Extract every line that includes the string "text".

------------------------

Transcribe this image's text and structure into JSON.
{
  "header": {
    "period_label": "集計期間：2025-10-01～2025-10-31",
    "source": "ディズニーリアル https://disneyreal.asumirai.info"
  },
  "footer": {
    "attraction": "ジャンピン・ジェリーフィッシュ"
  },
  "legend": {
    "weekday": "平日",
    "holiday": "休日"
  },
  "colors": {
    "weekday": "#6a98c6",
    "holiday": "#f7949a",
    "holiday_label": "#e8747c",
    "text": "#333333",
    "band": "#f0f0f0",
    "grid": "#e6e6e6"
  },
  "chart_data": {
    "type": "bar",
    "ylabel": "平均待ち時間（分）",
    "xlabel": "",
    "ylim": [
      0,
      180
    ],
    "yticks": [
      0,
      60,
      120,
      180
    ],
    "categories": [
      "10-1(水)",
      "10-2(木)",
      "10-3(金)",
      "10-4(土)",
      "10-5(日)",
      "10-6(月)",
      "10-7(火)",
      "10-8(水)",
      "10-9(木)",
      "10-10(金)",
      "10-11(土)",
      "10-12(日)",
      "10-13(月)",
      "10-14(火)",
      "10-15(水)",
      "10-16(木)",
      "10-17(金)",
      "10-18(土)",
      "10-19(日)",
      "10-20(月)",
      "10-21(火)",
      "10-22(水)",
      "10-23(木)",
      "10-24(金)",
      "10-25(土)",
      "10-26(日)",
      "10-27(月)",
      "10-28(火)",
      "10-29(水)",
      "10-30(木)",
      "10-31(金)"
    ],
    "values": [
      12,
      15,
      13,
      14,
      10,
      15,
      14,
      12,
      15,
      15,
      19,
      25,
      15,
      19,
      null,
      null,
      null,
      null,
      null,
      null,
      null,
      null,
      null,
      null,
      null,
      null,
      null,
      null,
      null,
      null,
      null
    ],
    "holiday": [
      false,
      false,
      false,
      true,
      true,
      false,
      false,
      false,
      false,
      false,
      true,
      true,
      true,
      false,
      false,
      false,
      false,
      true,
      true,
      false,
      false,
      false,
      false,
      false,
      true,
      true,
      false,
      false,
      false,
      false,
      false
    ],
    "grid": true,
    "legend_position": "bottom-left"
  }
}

------------------------

The solution =
Transcribe this image's text and structure into JSON.
    "text": "#333333",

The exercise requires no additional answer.